ITEMS:
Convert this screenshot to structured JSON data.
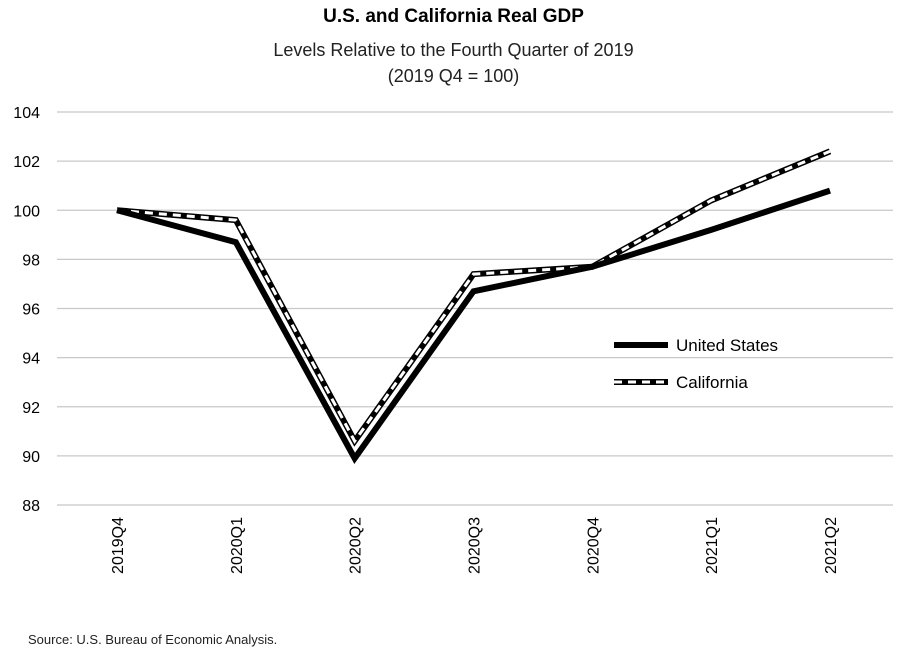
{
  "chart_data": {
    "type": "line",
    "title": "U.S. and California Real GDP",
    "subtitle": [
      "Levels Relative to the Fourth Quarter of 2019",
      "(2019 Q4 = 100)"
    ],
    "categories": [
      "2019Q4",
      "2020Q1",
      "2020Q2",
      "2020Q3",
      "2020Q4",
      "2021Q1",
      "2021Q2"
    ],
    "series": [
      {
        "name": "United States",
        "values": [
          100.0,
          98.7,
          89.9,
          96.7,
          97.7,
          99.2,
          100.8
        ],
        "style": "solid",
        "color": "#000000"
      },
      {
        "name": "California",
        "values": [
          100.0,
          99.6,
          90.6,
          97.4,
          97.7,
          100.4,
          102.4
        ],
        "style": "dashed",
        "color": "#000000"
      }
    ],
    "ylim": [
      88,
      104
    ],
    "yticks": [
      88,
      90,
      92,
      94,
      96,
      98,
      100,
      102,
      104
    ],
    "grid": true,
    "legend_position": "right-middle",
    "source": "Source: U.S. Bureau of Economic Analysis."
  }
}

TASK BRIEF:
List every line above containing the word "California".

TASK OUTPUT:
    "title": "U.S. and California Real GDP",
        "name": "California",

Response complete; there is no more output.